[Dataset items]
— Start —
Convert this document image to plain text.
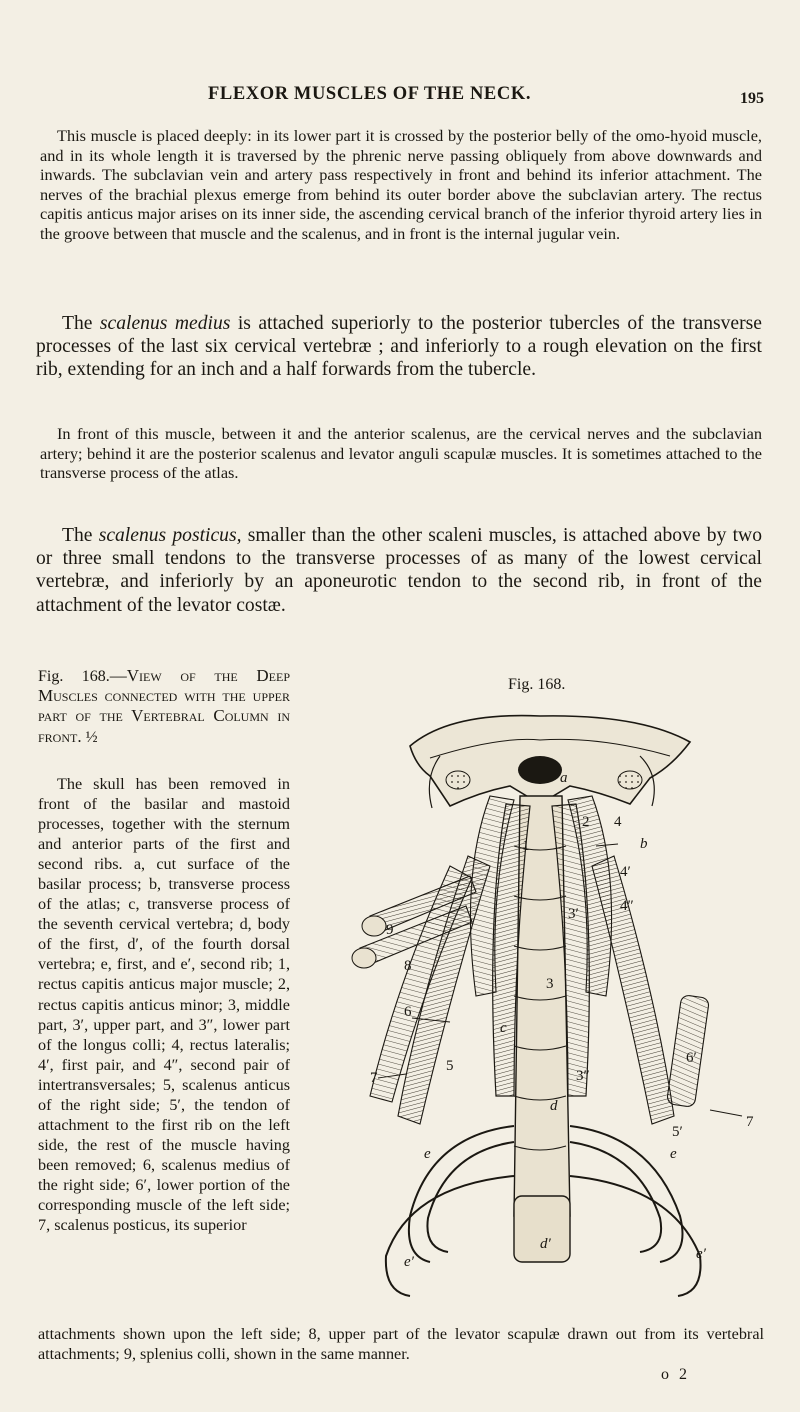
FLEXOR MUSCLES OF THE NECK.	195

This muscle is placed deeply: in its lower part it is crossed by the posterior belly of the omo-hyoid muscle, and in its whole length it is traversed by the phrenic nerve passing obliquely from above downwards and inwards. The subclavian vein and artery pass respectively in front and behind its inferior attachment. The nerves of the brachial plexus emerge from behind its outer border above the subclavian artery. The rectus capitis anticus major arises on its inner side, the ascending cervical branch of the inferior thyroid artery lies in the groove between that muscle and the scalenus, and in front is the internal jugular vein.

The scalenus medius is attached superiorly to the posterior tubercles of the transverse processes of the last six cervical vertebræ ; and inferiorly to a rough elevation on the first rib, extending for an inch and a half forwards from the tubercle.

In front of this muscle, between it and the anterior scalenus, are the cervical nerves and the subclavian artery; behind it are the posterior scalenus and levator anguli scapulæ muscles. It is sometimes attached to the transverse process of the atlas.

The scalenus posticus, smaller than the other scaleni muscles, is attached above by two or three small tendons to the transverse processes of as many of the lowest cervical vertebræ, and inferiorly by an aponeurotic tendon to the second rib, in front of the attachment of the levator costæ.

Fig. 168.—View of the Deep Muscles connected with the upper part of the Vertebral Column in front. ½

The skull has been removed in front of the basilar and mastoid processes, together with the sternum and anterior parts of the first and second ribs. a, cut surface of the basilar process; b, transverse process of the atlas; c, transverse process of the seventh cervical vertebra; d, body of the first, d′, of the fourth dorsal vertebra; e, first, and e′, second rib; 1, rectus capitis anticus major muscle; 2, rectus capitis anticus minor; 3, middle part, 3′, upper part, and 3″, lower part of the longus colli; 4, rectus lateralis; 4′, first pair, and 4″, second pair of intertransversales; 5, scalenus anticus of the right side; 5′, the tendon of attachment to the first rib on the left side, the rest of the muscle having been removed; 6, scalenus medius of the right side; 6′, lower portion of the corresponding muscle of the left side; 7, scalenus posticus, its superior

attachments shown upon the left side; 8, upper part of the levator scapulæ drawn out from its vertebral attachments; 9, splenius colli, shown in the same manner.

Fig. 168.
a
b
c
d
d′
e	e
e′	e′
1
2
3
3′
3″
4
4′
4″
5
5′
6
6′
7
7
8
9
o 2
— End —
** The problem **
Exactly as written, return every line of the listing, but not the pictures.

** Written response **
Convert this document image to plain text.
FLEXOR MUSCLES OF THE NECK.	195

This muscle is placed deeply: in its lower part it is crossed by the posterior belly of the omo-hyoid muscle, and in its whole length it is traversed by the phrenic nerve passing obliquely from above downwards and inwards. The subclavian vein and artery pass respectively in front and behind its inferior attachment. The nerves of the brachial plexus emerge from behind its outer border above the subclavian artery. The rectus capitis anticus major arises on its inner side, the ascending cervical branch of the inferior thyroid artery lies in the groove between that muscle and the scalenus, and in front is the internal jugular vein.

The scalenus medius is attached superiorly to the posterior tubercles of the transverse processes of the last six cervical vertebræ ; and inferiorly to a rough elevation on the first rib, extending for an inch and a half forwards from the tubercle.

In front of this muscle, between it and the anterior scalenus, are the cervical nerves and the subclavian artery; behind it are the posterior scalenus and levator anguli scapulæ muscles. It is sometimes attached to the transverse process of the atlas.

The scalenus posticus, smaller than the other scaleni muscles, is attached above by two or three small tendons to the transverse processes of as many of the lowest cervical vertebræ, and inferiorly by an aponeurotic tendon to the second rib, in front of the attachment of the levator costæ.

Fig. 168.—View of the Deep Muscles connected with the upper part of the Vertebral Column in front. ½

The skull has been removed in front of the basilar and mastoid processes, together with the sternum and anterior parts of the first and second ribs. a, cut surface of the basilar process; b, transverse process of the atlas; c, transverse process of the seventh cervical vertebra; d, body of the first, d′, of the fourth dorsal vertebra; e, first, and e′, second rib; 1, rectus capitis anticus major muscle; 2, rectus capitis anticus minor; 3, middle part, 3′, upper part, and 3″, lower part of the longus colli; 4, rectus lateralis; 4′, first pair, and 4″, second pair of intertransversales; 5, scalenus anticus of the right side; 5′, the tendon of attachment to the first rib on the left side, the rest of the muscle having been removed; 6, scalenus medius of the right side; 6′, lower portion of the corresponding muscle of the left side; 7, scalenus posticus, its superior

attachments shown upon the left side; 8, upper part of the levator scapulæ drawn out from its vertebral attachments; 9, splenius colli, shown in the same manner.

Fig. 168.
a
b
c
d
d′
e	e
e′	e′
1
2
3
3′
3″
4
4′
4″
5
5′
6
6′
7
7
8
9
o 2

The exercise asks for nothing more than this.